**THE EXERCISE**
Print all of the entries exactly, minus the pictures.

[start MATERIAL PROVIDED]

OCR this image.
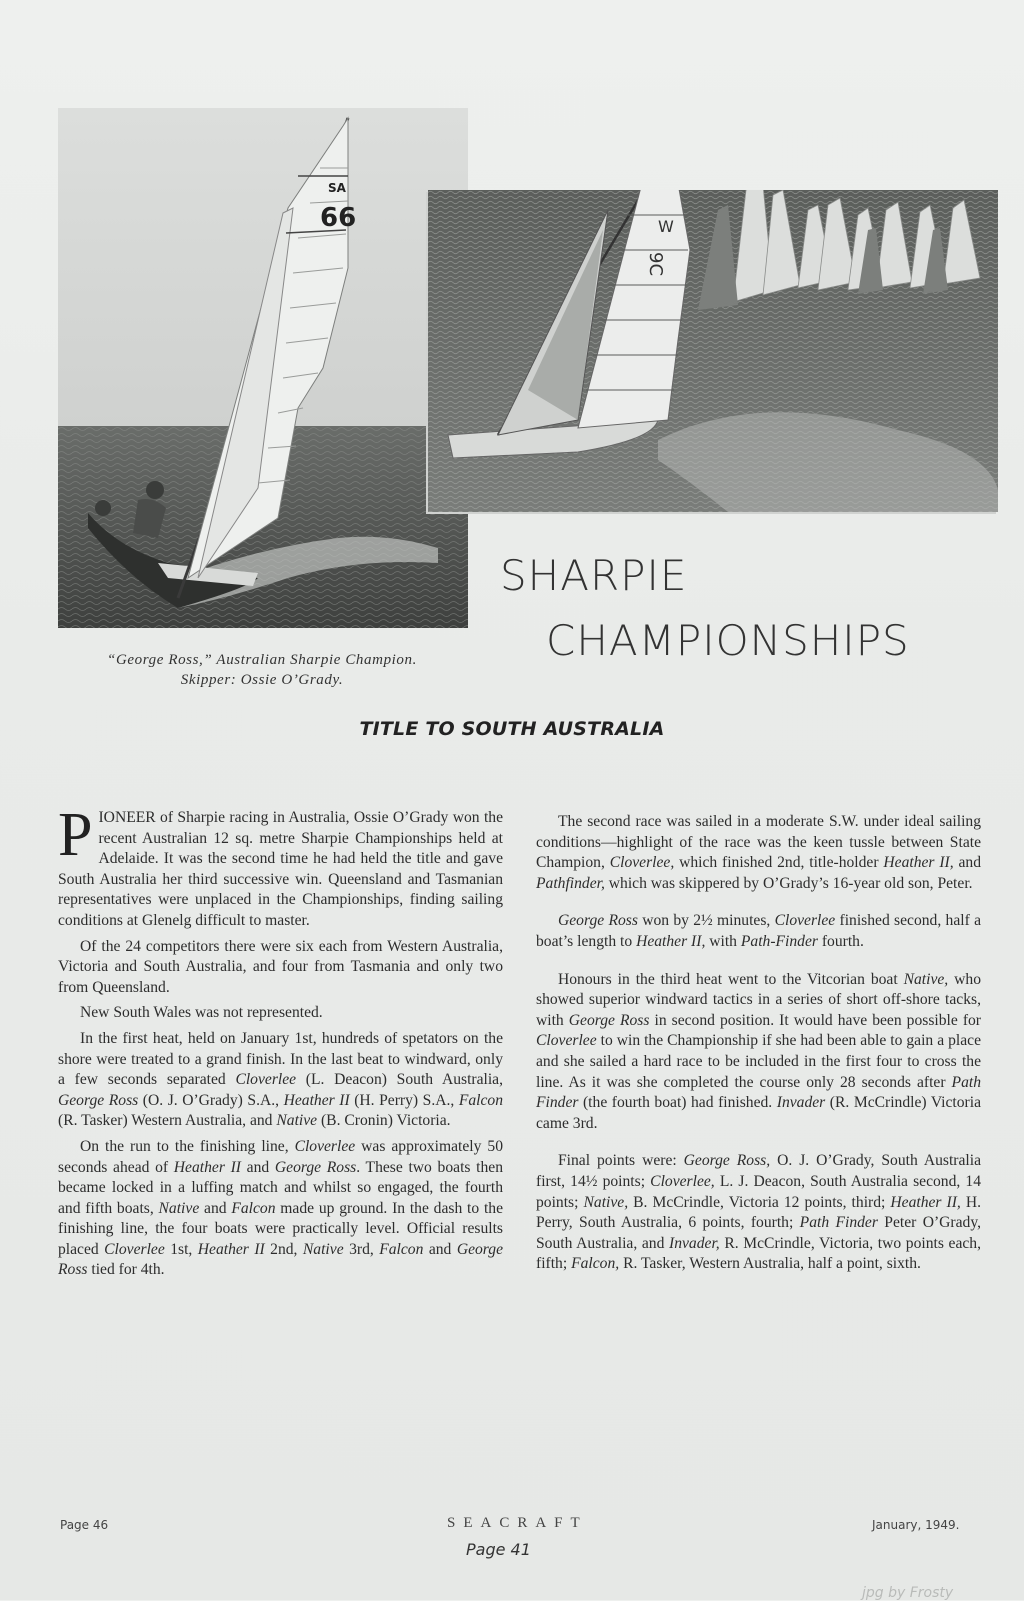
SA
66	W
9C
“George Ross,” Australian Sharpie Champion.
Skipper: Ossie O’Grady.
SHARPIE
CHAMPIONSHIPS
TITLE TO SOUTH AUSTRALIA

PIONEER of Sharpie racing in Australia, Ossie O’Grady won the recent Australian 12 sq. metre Sharpie Championships held at Adelaide. It was the second time he had held the title and gave South Australia her third successive win. Queensland and Tasmanian representatives were unplaced in the Championships, finding sailing conditions at Glenelg difficult to master.

Of the 24 competitors there were six each from Western Australia, Victoria and South Australia, and four from Tasmania and only two from Queensland.

New South Wales was not represented.

In the first heat, held on January 1st, hundreds of spetators on the shore were treated to a grand finish. In the last beat to windward, only a few seconds separated Cloverlee (L. Deacon) South Australia, George Ross (O. J. O’Grady) S.A., Heather II (H. Perry) S.A., Falcon (R. Tasker) Western Australia, and Native (B. Cronin) Victoria.

On the run to the finishing line, Cloverlee was approximately 50 seconds ahead of Heather II and George Ross. These two boats then became locked in a luffing match and whilst so engaged, the fourth and fifth boats, Native and Falcon made up ground. In the dash to the finishing line, the four boats were practically level. Official results placed Cloverlee 1st, Heather II 2nd, Native 3rd, Falcon and George Ross tied for 4th.

The second race was sailed in a moderate S.W. under ideal sailing conditions—highlight of the race was the keen tussle between State Champion, Cloverlee, which finished 2nd, title-holder Heather II, and Pathfinder, which was skippered by O’Grady’s 16-year old son, Peter.

George Ross won by 2½ minutes, Cloverlee finished second, half a boat’s length to Heather II, with Path-Finder fourth.

Honours in the third heat went to the Vitcorian boat Native, who showed superior windward tactics in a series of short off-shore tacks, with George Ross in second position. It would have been possible for Cloverlee to win the Championship if she had been able to gain a place and she sailed a hard race to be included in the first four to cross the line. As it was she completed the course only 28 seconds after Path Finder (the fourth boat) had finished. Invader (R. McCrindle) Victoria came 3rd.

Final points were: George Ross, O. J. O’Grady, South Australia first, 14½ points; Cloverlee, L. J. Deacon, South Australia second, 14 points; Native, B. McCrindle, Victoria 12 points, third; Heather II, H. Perry, South Australia, 6 points, fourth; Path Finder Peter O’Grady, South Australia, and Invader, R. McCrindle, Victoria, two points each, fifth; Falcon, R. Tasker, Western Australia, half a point, sixth.

Page 46	SEACRAFT	January, 1949.
Page 41
jpg by Frosty
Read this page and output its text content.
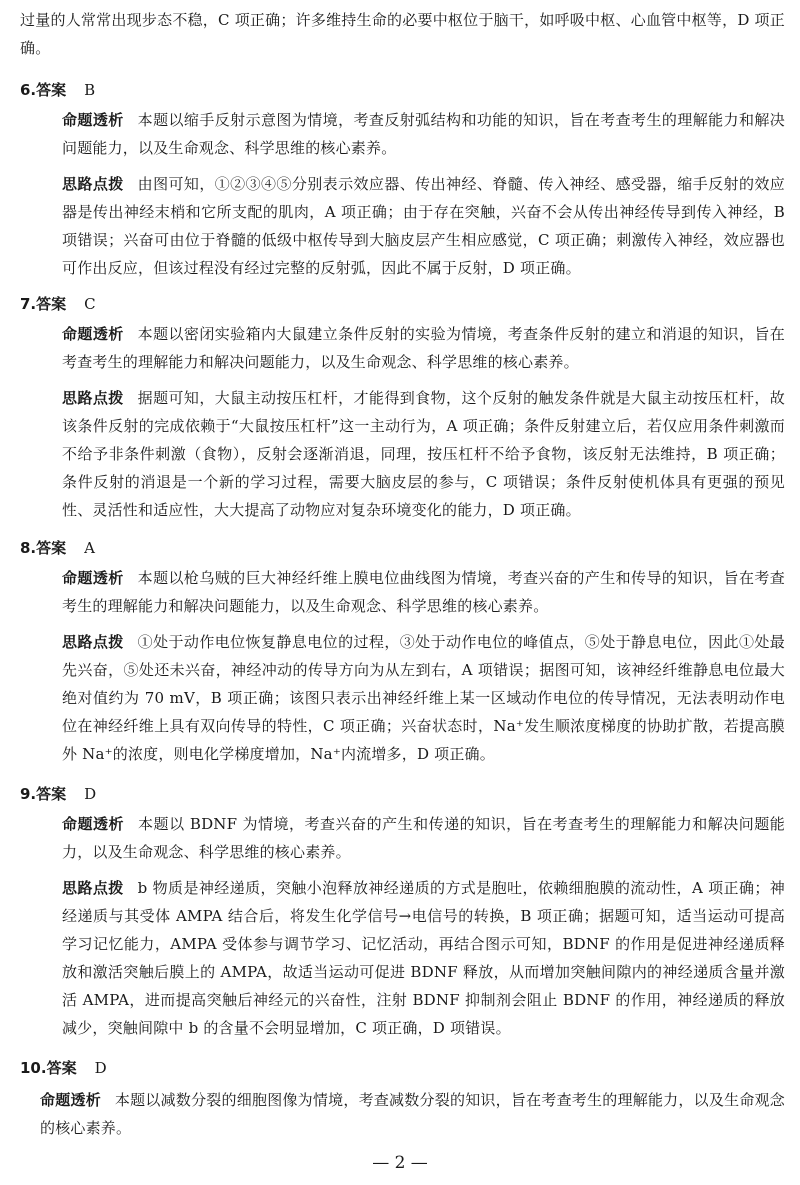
过量的人常常出现步态不稳，C 项正确；许多维持生命的必要中枢位于脑干，如呼吸中枢、心血管中枢等，D 项正确。

6.答案 B

命题透析 本题以缩手反射示意图为情境，考查反射弧结构和功能的知识，旨在考查考生的理解能力和解决问题能力，以及生命观念、科学思维的核心素养。

思路点拨 由图可知，①②③④⑤分别表示效应器、传出神经、脊髓、传入神经、感受器，缩手反射的效应器是传出神经末梢和它所支配的肌肉，A 项正确；由于存在突触，兴奋不会从传出神经传导到传入神经，B 项错误；兴奋可由位于脊髓的低级中枢传导到大脑皮层产生相应感觉，C 项正确；刺激传入神经，效应器也可作出反应，但该过程没有经过完整的反射弧，因此不属于反射，D 项正确。

7.答案 C

命题透析 本题以密闭实验箱内大鼠建立条件反射的实验为情境，考查条件反射的建立和消退的知识，旨在考查考生的理解能力和解决问题能力，以及生命观念、科学思维的核心素养。

思路点拨 据题可知，大鼠主动按压杠杆，才能得到食物，这个反射的触发条件就是大鼠主动按压杠杆，故该条件反射的完成依赖于“大鼠按压杠杆”这一主动行为，A 项正确；条件反射建立后，若仅应用条件刺激而不给予非条件刺激（食物），反射会逐渐消退，同理，按压杠杆不给予食物，该反射无法维持，B 项正确；条件反射的消退是一个新的学习过程，需要大脑皮层的参与，C 项错误；条件反射使机体具有更强的预见性、灵活性和适应性，大大提高了动物应对复杂环境变化的能力，D 项正确。

8.答案 A

命题透析 本题以枪乌贼的巨大神经纤维上膜电位曲线图为情境，考查兴奋的产生和传导的知识，旨在考查考生的理解能力和解决问题能力，以及生命观念、科学思维的核心素养。

思路点拨 ①处于动作电位恢复静息电位的过程，③处于动作电位的峰值点，⑤处于静息电位，因此①处最先兴奋，⑤处还未兴奋，神经冲动的传导方向为从左到右，A 项错误；据图可知，该神经纤维静息电位最大绝对值约为 70 mV，B 项正确；该图只表示出神经纤维上某一区域动作电位的传导情况，无法表明动作电位在神经纤维上具有双向传导的特性，C 项正确；兴奋状态时，Na⁺发生顺浓度梯度的协助扩散，若提高膜外 Na⁺的浓度，则电化学梯度增加，Na⁺内流增多，D 项正确。

9.答案 D

命题透析 本题以 BDNF 为情境，考查兴奋的产生和传递的知识，旨在考查考生的理解能力和解决问题能力，以及生命观念、科学思维的核心素养。

思路点拨 b 物质是神经递质，突触小泡释放神经递质的方式是胞吐，依赖细胞膜的流动性，A 项正确；神经递质与其受体 AMPA 结合后，将发生化学信号→电信号的转换，B 项正确；据题可知，适当运动可提高学习记忆能力，AMPA 受体参与调节学习、记忆活动，再结合图示可知，BDNF 的作用是促进神经递质释放和激活突触后膜上的 AMPA，故适当运动可促进 BDNF 释放，从而增加突触间隙内的神经递质含量并激活 AMPA，进而提高突触后神经元的兴奋性，注射 BDNF 抑制剂会阻止 BDNF 的作用，神经递质的释放减少，突触间隙中 b 的含量不会明显增加，C 项正确，D 项错误。

10.答案 D

命题透析 本题以减数分裂的细胞图像为情境，考查减数分裂的知识，旨在考查考生的理解能力，以及生命观念的核心素养。

— 2 —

[end MATERIAL PROVIDED]

**EXPECTED ANSWER**
OCR this image.
SA
66	W
9C
“George Ross,” Australian Sharpie Champion.
Skipper: Ossie O’Grady.
SHARPIE
CHAMPIONSHIPS
TITLE TO SOUTH AUSTRALIA

PIONEER of Sharpie racing in Australia, Ossie O’Grady won the recent Australian 12 sq. metre Sharpie Championships held at Adelaide. It was the second time he had held the title and gave South Australia her third successive win. Queensland and Tasmanian representatives were unplaced in the Championships, finding sailing conditions at Glenelg difficult to master.

Of the 24 competitors there were six each from Western Australia, Victoria and South Australia, and four from Tasmania and only two from Queensland.

New South Wales was not represented.

In the first heat, held on January 1st, hundreds of spetators on the shore were treated to a grand finish. In the last beat to windward, only a few seconds separated Cloverlee (L. Deacon) South Australia, George Ross (O. J. O’Grady) S.A., Heather II (H. Perry) S.A., Falcon (R. Tasker) Western Australia, and Native (B. Cronin) Victoria.

On the run to the finishing line, Cloverlee was approximately 50 seconds ahead of Heather II and George Ross. These two boats then became locked in a luffing match and whilst so engaged, the fourth and fifth boats, Native and Falcon made up ground. In the dash to the finishing line, the four boats were practically level. Official results placed Cloverlee 1st, Heather II 2nd, Native 3rd, Falcon and George Ross tied for 4th.

The second race was sailed in a moderate S.W. under ideal sailing conditions—highlight of the race was the keen tussle between State Champion, Cloverlee, which finished 2nd, title-holder Heather II, and Pathfinder, which was skippered by O’Grady’s 16-year old son, Peter.

George Ross won by 2½ minutes, Cloverlee finished second, half a boat’s length to Heather II, with Path-Finder fourth.

Honours in the third heat went to the Vitcorian boat Native, who showed superior windward tactics in a series of short off-shore tacks, with George Ross in second position. It would have been possible for Cloverlee to win the Championship if she had been able to gain a place and she sailed a hard race to be included in the first four to cross the line. As it was she completed the course only 28 seconds after Path Finder (the fourth boat) had finished. Invader (R. McCrindle) Victoria came 3rd.

Final points were: George Ross, O. J. O’Grady, South Australia first, 14½ points; Cloverlee, L. J. Deacon, South Australia second, 14 points; Native, B. McCrindle, Victoria 12 points, third; Heather II, H. Perry, South Australia, 6 points, fourth; Path Finder Peter O’Grady, South Australia, and Invader, R. McCrindle, Victoria, two points each, fifth; Falcon, R. Tasker, Western Australia, half a point, sixth.

Page 46	SEACRAFT	January, 1949.
Page 41
jpg by Frosty
Read this page and output its text content.
过量的人常常出现步态不稳，C 项正确；许多维持生命的必要中枢位于脑干，如呼吸中枢、心血管中枢等，D 项正确。

6.答案 B

命题透析 本题以缩手反射示意图为情境，考查反射弧结构和功能的知识，旨在考查考生的理解能力和解决问题能力，以及生命观念、科学思维的核心素养。

思路点拨 由图可知，①②③④⑤分别表示效应器、传出神经、脊髓、传入神经、感受器，缩手反射的效应器是传出神经末梢和它所支配的肌肉，A 项正确；由于存在突触，兴奋不会从传出神经传导到传入神经，B 项错误；兴奋可由位于脊髓的低级中枢传导到大脑皮层产生相应感觉，C 项正确；刺激传入神经，效应器也可作出反应，但该过程没有经过完整的反射弧，因此不属于反射，D 项正确。

7.答案 C

命题透析 本题以密闭实验箱内大鼠建立条件反射的实验为情境，考查条件反射的建立和消退的知识，旨在考查考生的理解能力和解决问题能力，以及生命观念、科学思维的核心素养。

思路点拨 据题可知，大鼠主动按压杠杆，才能得到食物，这个反射的触发条件就是大鼠主动按压杠杆，故该条件反射的完成依赖于“大鼠按压杠杆”这一主动行为，A 项正确；条件反射建立后，若仅应用条件刺激而不给予非条件刺激（食物），反射会逐渐消退，同理，按压杠杆不给予食物，该反射无法维持，B 项正确；条件反射的消退是一个新的学习过程，需要大脑皮层的参与，C 项错误；条件反射使机体具有更强的预见性、灵活性和适应性，大大提高了动物应对复杂环境变化的能力，D 项正确。

8.答案 A

命题透析 本题以枪乌贼的巨大神经纤维上膜电位曲线图为情境，考查兴奋的产生和传导的知识，旨在考查考生的理解能力和解决问题能力，以及生命观念、科学思维的核心素养。

思路点拨 ①处于动作电位恢复静息电位的过程，③处于动作电位的峰值点，⑤处于静息电位，因此①处最先兴奋，⑤处还未兴奋，神经冲动的传导方向为从左到右，A 项错误；据图可知，该神经纤维静息电位最大绝对值约为 70 mV，B 项正确；该图只表示出神经纤维上某一区域动作电位的传导情况，无法表明动作电位在神经纤维上具有双向传导的特性，C 项正确；兴奋状态时，Na⁺发生顺浓度梯度的协助扩散，若提高膜外 Na⁺的浓度，则电化学梯度增加，Na⁺内流增多，D 项正确。

9.答案 D

命题透析 本题以 BDNF 为情境，考查兴奋的产生和传递的知识，旨在考查考生的理解能力和解决问题能力，以及生命观念、科学思维的核心素养。

思路点拨 b 物质是神经递质，突触小泡释放神经递质的方式是胞吐，依赖细胞膜的流动性，A 项正确；神经递质与其受体 AMPA 结合后，将发生化学信号→电信号的转换，B 项正确；据题可知，适当运动可提高学习记忆能力，AMPA 受体参与调节学习、记忆活动，再结合图示可知，BDNF 的作用是促进神经递质释放和激活突触后膜上的 AMPA，故适当运动可促进 BDNF 释放，从而增加突触间隙内的神经递质含量并激活 AMPA，进而提高突触后神经元的兴奋性，注射 BDNF 抑制剂会阻止 BDNF 的作用，神经递质的释放减少，突触间隙中 b 的含量不会明显增加，C 项正确，D 项错误。

10.答案 D

命题透析 本题以减数分裂的细胞图像为情境，考查减数分裂的知识，旨在考查考生的理解能力，以及生命观念的核心素养。

— 2 —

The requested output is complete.